THE EXERCISE - Copy, in full, each line of the material that holds the word "量程不小于".

ITEMS -
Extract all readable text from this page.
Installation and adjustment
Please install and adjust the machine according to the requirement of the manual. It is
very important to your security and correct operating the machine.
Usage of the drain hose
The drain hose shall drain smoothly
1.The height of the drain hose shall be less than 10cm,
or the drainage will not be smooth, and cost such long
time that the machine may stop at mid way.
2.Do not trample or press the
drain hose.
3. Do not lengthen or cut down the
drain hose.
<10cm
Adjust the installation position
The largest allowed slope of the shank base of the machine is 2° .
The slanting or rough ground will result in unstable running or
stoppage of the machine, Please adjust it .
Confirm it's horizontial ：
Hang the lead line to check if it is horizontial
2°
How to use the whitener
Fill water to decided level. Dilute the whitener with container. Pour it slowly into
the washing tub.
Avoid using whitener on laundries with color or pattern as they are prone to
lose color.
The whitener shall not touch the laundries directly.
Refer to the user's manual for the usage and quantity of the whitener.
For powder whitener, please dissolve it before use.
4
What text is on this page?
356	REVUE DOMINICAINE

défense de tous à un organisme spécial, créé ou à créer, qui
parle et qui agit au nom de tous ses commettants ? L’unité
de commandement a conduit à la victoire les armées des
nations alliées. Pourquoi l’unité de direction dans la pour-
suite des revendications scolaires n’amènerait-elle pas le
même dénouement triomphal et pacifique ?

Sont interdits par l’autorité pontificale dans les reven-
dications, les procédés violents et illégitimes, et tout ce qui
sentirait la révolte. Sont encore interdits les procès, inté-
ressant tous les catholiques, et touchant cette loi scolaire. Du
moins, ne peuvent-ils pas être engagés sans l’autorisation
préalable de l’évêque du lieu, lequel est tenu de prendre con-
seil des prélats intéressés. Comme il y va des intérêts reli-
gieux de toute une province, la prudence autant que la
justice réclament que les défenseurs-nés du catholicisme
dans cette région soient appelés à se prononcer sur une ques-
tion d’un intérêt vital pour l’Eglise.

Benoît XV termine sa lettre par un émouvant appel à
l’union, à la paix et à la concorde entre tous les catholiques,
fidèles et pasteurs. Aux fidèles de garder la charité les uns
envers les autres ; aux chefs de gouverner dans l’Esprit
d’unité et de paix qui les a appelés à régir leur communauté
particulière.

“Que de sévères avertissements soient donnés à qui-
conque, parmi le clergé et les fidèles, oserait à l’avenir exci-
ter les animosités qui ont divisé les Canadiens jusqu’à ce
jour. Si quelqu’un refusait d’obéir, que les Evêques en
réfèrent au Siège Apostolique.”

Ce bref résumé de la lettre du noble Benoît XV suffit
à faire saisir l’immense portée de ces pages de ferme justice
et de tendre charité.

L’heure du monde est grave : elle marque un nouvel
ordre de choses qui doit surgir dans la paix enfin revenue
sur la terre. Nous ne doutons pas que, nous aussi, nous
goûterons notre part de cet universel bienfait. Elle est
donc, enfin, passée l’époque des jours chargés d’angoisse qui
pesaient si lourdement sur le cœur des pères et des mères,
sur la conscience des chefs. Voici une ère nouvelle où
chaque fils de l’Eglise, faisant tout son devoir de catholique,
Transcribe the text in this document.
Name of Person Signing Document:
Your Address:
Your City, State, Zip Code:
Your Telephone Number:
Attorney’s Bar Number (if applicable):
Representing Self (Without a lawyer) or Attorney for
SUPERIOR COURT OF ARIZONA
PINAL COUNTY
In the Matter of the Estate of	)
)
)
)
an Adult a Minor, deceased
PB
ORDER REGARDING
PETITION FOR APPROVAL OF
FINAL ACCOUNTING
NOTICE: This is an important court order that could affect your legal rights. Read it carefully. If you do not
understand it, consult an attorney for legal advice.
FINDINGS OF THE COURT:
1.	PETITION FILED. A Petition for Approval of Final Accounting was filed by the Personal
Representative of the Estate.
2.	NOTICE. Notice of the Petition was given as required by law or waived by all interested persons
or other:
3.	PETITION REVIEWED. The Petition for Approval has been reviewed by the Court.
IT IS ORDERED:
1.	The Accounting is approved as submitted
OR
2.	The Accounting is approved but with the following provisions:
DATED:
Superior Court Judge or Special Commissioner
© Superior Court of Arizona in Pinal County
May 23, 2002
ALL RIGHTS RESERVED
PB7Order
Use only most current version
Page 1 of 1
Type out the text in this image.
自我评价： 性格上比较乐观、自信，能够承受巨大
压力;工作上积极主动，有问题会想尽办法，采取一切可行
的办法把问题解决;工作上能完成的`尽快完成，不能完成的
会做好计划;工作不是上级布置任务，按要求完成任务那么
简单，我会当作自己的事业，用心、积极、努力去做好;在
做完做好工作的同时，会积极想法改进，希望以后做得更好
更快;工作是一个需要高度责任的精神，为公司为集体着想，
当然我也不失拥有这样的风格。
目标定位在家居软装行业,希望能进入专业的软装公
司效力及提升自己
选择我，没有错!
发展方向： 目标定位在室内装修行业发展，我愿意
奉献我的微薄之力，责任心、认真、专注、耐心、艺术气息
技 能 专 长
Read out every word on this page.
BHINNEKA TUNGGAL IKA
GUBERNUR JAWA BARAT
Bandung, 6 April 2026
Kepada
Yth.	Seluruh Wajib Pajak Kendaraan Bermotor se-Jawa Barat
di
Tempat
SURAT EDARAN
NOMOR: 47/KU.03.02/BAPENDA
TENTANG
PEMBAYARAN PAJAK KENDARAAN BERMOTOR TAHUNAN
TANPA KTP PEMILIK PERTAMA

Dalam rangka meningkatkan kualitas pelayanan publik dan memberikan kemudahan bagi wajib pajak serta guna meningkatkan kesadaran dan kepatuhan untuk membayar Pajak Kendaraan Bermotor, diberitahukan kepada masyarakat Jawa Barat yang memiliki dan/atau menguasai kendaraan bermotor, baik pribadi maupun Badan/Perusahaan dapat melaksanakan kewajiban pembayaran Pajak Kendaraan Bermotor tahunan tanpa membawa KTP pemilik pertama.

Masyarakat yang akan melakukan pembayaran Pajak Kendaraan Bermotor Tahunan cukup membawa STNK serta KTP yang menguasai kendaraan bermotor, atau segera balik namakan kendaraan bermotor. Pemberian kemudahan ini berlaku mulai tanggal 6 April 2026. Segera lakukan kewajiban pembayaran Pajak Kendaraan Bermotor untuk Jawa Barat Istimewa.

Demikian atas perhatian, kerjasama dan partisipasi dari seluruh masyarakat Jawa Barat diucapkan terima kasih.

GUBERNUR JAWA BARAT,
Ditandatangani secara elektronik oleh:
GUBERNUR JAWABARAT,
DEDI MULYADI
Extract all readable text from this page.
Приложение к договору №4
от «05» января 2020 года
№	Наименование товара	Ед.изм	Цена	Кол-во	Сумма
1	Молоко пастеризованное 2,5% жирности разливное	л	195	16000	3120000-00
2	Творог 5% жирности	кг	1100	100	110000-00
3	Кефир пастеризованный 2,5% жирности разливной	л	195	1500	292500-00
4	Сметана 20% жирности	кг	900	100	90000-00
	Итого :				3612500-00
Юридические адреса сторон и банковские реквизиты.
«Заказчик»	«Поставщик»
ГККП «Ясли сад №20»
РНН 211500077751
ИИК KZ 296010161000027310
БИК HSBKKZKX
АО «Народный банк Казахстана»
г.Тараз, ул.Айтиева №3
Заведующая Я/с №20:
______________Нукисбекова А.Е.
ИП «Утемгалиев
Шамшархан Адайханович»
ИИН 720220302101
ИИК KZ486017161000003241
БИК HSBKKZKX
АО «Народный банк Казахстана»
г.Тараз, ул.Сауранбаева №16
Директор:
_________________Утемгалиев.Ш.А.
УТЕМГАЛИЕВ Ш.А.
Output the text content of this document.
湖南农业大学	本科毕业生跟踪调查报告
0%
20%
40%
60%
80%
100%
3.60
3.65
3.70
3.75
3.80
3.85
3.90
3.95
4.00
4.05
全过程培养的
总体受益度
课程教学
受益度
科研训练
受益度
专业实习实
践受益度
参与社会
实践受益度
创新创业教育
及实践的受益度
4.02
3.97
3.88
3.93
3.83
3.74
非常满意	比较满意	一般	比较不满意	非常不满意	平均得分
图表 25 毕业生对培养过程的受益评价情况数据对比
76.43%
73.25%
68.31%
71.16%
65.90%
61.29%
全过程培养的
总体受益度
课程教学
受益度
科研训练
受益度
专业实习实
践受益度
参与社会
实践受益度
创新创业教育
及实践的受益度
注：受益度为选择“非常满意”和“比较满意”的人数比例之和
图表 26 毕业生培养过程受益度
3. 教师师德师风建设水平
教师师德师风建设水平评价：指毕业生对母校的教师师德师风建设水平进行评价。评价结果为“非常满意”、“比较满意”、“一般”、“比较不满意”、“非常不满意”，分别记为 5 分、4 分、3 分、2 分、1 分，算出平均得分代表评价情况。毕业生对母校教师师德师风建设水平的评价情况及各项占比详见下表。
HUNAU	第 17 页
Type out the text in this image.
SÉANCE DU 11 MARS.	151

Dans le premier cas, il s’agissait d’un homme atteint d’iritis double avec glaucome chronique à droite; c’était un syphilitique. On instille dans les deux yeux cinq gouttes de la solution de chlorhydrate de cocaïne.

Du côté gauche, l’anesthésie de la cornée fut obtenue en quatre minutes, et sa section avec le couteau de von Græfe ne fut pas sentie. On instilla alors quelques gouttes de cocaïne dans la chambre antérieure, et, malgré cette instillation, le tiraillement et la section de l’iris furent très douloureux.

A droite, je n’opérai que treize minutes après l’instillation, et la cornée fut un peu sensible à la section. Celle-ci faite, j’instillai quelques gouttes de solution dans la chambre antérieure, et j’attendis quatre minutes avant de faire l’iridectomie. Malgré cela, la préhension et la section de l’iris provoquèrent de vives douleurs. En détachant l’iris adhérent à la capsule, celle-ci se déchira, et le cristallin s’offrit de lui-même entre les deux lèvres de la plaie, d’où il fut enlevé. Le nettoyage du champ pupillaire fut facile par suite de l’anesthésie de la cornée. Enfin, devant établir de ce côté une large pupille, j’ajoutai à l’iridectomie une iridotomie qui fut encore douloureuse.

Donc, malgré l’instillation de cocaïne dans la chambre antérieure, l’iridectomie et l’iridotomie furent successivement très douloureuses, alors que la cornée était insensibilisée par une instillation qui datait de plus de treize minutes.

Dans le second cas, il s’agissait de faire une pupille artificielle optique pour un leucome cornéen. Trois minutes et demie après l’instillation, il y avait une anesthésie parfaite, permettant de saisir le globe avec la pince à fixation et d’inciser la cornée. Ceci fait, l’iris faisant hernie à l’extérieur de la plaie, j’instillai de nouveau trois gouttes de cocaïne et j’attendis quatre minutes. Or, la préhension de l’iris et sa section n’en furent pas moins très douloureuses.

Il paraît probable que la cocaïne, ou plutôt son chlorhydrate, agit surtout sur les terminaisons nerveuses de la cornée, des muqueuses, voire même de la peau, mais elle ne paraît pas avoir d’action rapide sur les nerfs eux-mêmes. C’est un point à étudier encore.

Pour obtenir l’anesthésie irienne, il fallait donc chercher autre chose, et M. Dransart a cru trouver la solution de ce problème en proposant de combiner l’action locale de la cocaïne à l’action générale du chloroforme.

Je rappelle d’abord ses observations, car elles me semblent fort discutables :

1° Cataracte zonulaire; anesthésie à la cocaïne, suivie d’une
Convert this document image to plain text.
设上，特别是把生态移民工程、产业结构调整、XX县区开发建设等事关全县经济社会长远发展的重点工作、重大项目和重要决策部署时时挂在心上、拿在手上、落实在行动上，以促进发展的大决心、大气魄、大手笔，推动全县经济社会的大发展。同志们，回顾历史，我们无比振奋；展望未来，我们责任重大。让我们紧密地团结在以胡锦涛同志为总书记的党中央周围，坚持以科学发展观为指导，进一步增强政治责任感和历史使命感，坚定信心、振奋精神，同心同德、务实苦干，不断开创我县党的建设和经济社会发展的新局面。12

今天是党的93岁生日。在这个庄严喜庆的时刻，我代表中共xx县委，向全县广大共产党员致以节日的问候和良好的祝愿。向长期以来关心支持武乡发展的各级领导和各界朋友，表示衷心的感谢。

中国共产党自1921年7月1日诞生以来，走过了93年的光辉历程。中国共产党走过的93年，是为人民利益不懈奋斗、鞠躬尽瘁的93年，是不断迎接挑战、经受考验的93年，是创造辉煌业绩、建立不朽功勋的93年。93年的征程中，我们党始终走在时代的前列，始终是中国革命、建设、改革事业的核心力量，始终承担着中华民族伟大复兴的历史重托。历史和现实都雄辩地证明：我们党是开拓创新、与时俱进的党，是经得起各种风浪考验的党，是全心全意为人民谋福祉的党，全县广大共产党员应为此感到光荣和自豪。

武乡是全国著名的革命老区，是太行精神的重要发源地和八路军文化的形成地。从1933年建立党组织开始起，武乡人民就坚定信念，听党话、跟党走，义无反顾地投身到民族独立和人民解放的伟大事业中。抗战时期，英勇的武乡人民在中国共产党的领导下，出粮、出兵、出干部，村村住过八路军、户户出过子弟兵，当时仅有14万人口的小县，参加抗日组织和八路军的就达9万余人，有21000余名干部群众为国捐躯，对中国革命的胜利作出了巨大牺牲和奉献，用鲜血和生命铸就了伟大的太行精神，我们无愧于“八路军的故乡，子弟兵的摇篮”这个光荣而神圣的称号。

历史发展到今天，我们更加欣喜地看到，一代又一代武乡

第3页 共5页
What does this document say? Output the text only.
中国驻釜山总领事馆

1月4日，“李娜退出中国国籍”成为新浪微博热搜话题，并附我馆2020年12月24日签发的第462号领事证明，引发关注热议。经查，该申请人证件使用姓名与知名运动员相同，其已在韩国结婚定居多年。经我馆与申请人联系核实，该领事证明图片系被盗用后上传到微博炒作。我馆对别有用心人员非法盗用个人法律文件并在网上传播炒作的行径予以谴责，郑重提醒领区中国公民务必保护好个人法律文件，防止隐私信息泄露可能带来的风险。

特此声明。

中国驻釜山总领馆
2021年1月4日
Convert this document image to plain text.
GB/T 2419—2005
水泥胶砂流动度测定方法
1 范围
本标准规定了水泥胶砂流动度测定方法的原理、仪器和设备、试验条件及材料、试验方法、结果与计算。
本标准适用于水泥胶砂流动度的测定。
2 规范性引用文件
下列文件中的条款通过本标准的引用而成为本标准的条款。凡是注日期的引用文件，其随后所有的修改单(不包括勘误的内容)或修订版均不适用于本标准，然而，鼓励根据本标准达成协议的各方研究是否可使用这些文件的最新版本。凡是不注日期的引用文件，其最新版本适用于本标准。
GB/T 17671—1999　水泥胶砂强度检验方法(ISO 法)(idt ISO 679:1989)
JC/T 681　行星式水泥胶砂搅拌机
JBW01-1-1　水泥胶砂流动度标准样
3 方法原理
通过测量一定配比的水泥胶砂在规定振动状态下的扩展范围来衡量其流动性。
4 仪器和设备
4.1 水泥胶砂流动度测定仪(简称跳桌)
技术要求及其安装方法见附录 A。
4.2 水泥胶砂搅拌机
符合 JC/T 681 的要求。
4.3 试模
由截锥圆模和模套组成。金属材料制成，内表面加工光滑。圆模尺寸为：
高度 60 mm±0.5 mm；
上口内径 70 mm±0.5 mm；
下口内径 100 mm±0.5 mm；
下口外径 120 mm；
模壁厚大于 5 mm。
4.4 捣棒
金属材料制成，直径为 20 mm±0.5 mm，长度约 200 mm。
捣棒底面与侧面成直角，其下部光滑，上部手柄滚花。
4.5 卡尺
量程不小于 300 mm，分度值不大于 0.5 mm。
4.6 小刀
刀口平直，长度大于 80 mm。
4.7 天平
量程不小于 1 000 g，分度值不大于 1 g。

PROBLEM SOLUTION -
量程不小于 300 mm，分度值不大于 0.5 mm。
量程不小于 1 000 g，分度值不大于 1 g。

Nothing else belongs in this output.